▶ **TO BE DONE**
All the entries need to be quoted exactly, apart from the pictures, which you should drop.

▶ **DATA PROVIDED**
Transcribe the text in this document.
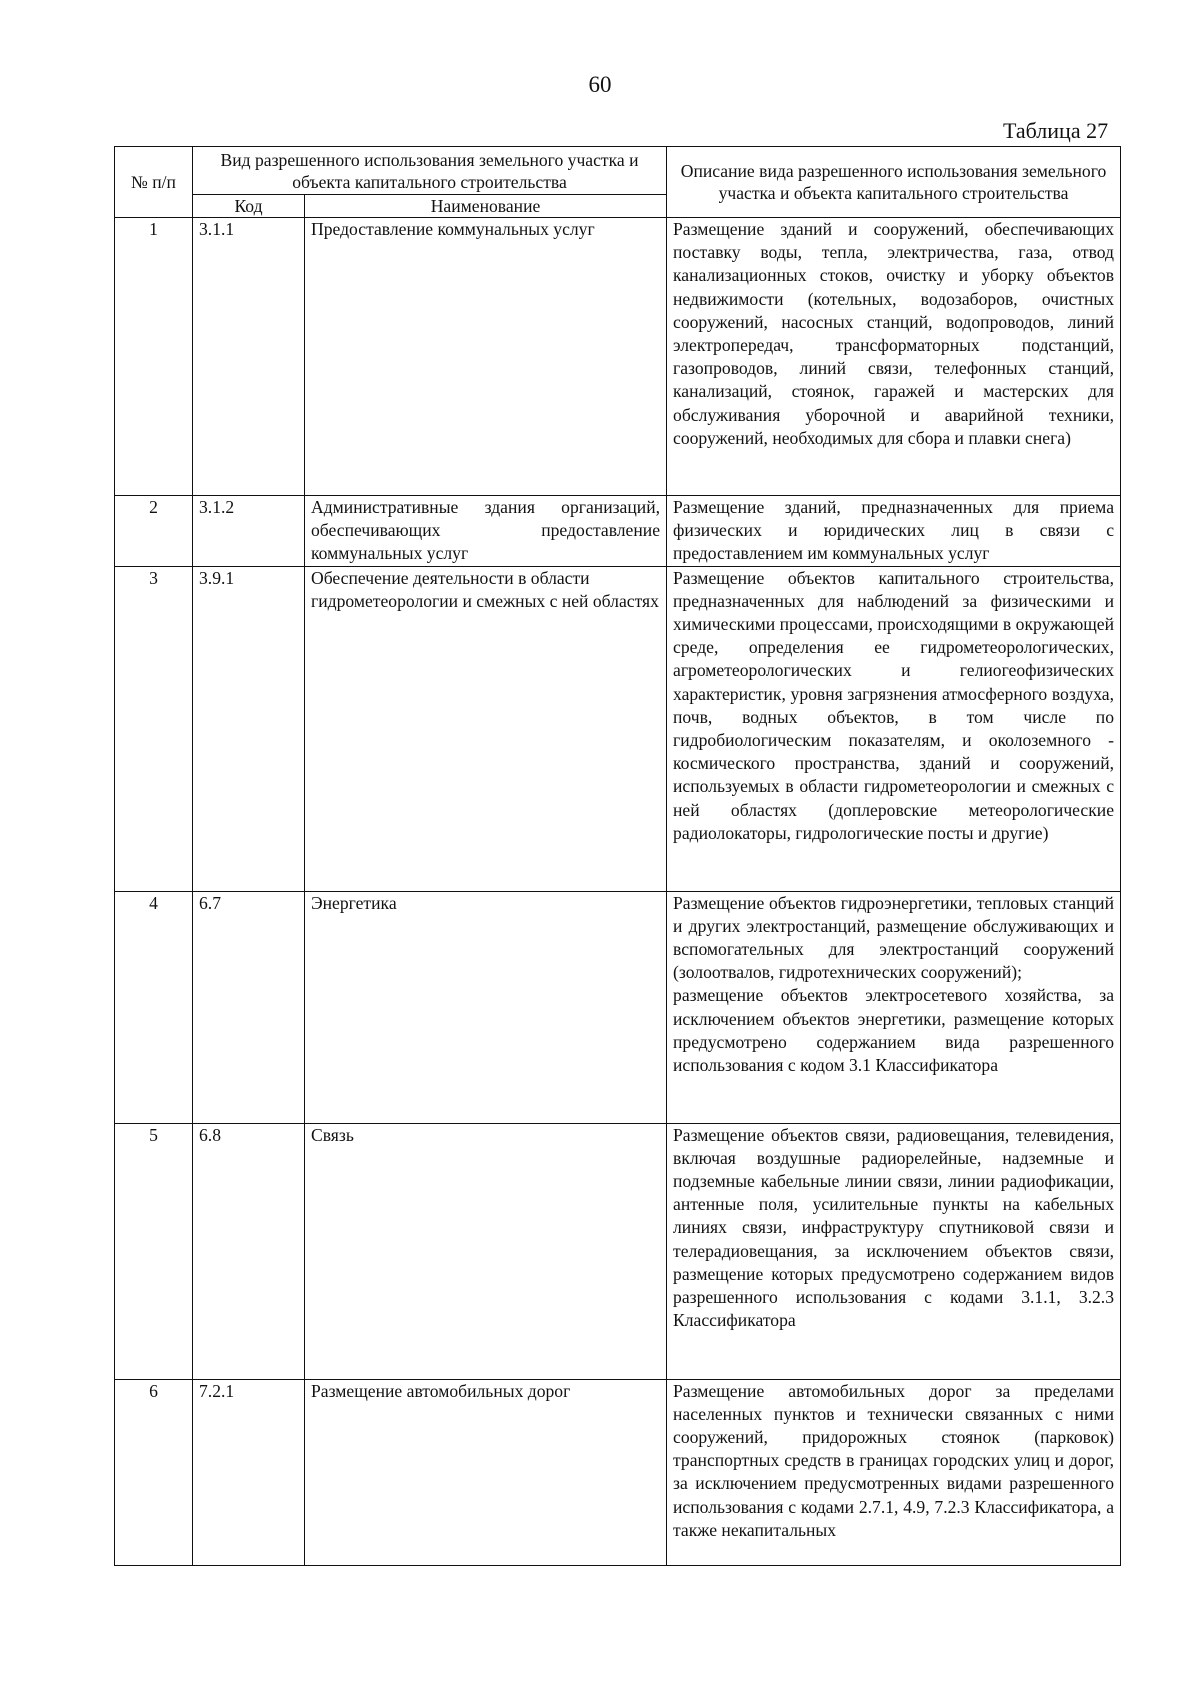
60
Таблица 27
№ п/п	Вид разрешенного использования земельного участка и объекта капитального строительства		Описание вида разрешенного использования земельного участка и объекта капитального строительства
	Код	Наименование	
1	3.1.1	Предоставление коммунальных услуг	Размещение зданий и сооружений, обеспечивающих поставку воды, тепла, электричества, газа, отвод канализационных стоков, очистку и уборку объектов недвижимости (котельных, водозаборов, очистных сооружений, насосных станций, водопроводов, линий электропередач, трансформаторных подстанций, газопроводов, линий связи, телефонных станций, канализаций, стоянок, гаражей и мастерских для обслуживания уборочной и аварийной техники, сооружений, необходимых для сбора и плавки снега)
2	3.1.2	Административные здания организаций, обеспечивающих предоставление коммунальных услуг	Размещение зданий, предназначенных для приема физических и юридических лиц в связи с предоставлением им коммунальных услуг
3	3.9.1	Обеспечение деятельности в области гидрометеорологии и смежных с ней областях	Размещение объектов капитального строительства, предназначенных для наблюдений за физическими и химическими процессами, происходящими в окружающей среде, определения ее гидрометеорологических, агрометеорологических и гелиогеофизических характеристик, уровня загрязнения атмосферного воздуха, почв, водных объектов, в том числе по гидробиологическим показателям, и околоземного - космического пространства, зданий и сооружений, используемых в области гидрометеорологии и смежных с ней областях (доплеровские метеорологические радиолокаторы, гидрологические посты и другие)
4	6.7	Энергетика	Размещение объектов гидроэнергетики, тепловых станций и других электростанций, размещение обслуживающих и вспомогательных для электростанций сооружений (золоотвалов, гидротехнических сооружений);
размещение объектов электросетевого хозяйства, за исключением объектов энергетики, размещение которых предусмотрено содержанием вида разрешенного использования с кодом 3.1 Классификатора
5	6.8	Связь	Размещение объектов связи, радиовещания, телевидения, включая воздушные радиорелейные, надземные и подземные кабельные линии связи, линии радиофикации, антенные поля, усилительные пункты на кабельных линиях связи, инфраструктуру спутниковой связи и телерадиовещания, за исключением объектов связи, размещение которых предусмотрено содержанием видов разрешенного использования с кодами 3.1.1, 3.2.3 Классификатора
6	7.2.1	Размещение автомобильных дорог	Размещение автомобильных дорог за пределами населенных пунктов и технически связанных с ними сооружений, придорожных стоянок (парковок) транспортных средств в границах городских улиц и дорог, за исключением предусмотренных видами разрешенного использования с кодами 2.7.1, 4.9, 7.2.3 Классификатора, а также некапитальных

▶ **COMPLETE ANSWER**
Transcribe the text in this document.
60
Таблица 27
№ п/п	Вид разрешенного использования земельного участка и объекта капитального строительства		Описание вида разрешенного использования земельного участка и объекта капитального строительства
	Код	Наименование	
1	3.1.1	Предоставление коммунальных услуг	Размещение зданий и сооружений, обеспечивающих поставку воды, тепла, электричества, газа, отвод канализационных стоков, очистку и уборку объектов недвижимости (котельных, водозаборов, очистных сооружений, насосных станций, водопроводов, линий электропередач, трансформаторных подстанций, газопроводов, линий связи, телефонных станций, канализаций, стоянок, гаражей и мастерских для обслуживания уборочной и аварийной техники, сооружений, необходимых для сбора и плавки снега)
2	3.1.2	Административные здания организаций, обеспечивающих предоставление коммунальных услуг	Размещение зданий, предназначенных для приема физических и юридических лиц в связи с предоставлением им коммунальных услуг
3	3.9.1	Обеспечение деятельности в области гидрометеорологии и смежных с ней областях	Размещение объектов капитального строительства, предназначенных для наблюдений за физическими и химическими процессами, происходящими в окружающей среде, определения ее гидрометеорологических, агрометеорологических и гелиогеофизических характеристик, уровня загрязнения атмосферного воздуха, почв, водных объектов, в том числе по гидробиологическим показателям, и околоземного - космического пространства, зданий и сооружений, используемых в области гидрометеорологии и смежных с ней областях (доплеровские метеорологические радиолокаторы, гидрологические посты и другие)
4	6.7	Энергетика	Размещение объектов гидроэнергетики, тепловых станций и других электростанций, размещение обслуживающих и вспомогательных для электростанций сооружений (золоотвалов, гидротехнических сооружений);
размещение объектов электросетевого хозяйства, за исключением объектов энергетики, размещение которых предусмотрено содержанием вида разрешенного использования с кодом 3.1 Классификатора
5	6.8	Связь	Размещение объектов связи, радиовещания, телевидения, включая воздушные радиорелейные, надземные и подземные кабельные линии связи, линии радиофикации, антенные поля, усилительные пункты на кабельных линиях связи, инфраструктуру спутниковой связи и телерадиовещания, за исключением объектов связи, размещение которых предусмотрено содержанием видов разрешенного использования с кодами 3.1.1, 3.2.3 Классификатора
6	7.2.1	Размещение автомобильных дорог	Размещение автомобильных дорог за пределами населенных пунктов и технически связанных с ними сооружений, придорожных стоянок (парковок) транспортных средств в границах городских улиц и дорог, за исключением предусмотренных видами разрешенного использования с кодами 2.7.1, 4.9, 7.2.3 Классификатора, а также некапитальных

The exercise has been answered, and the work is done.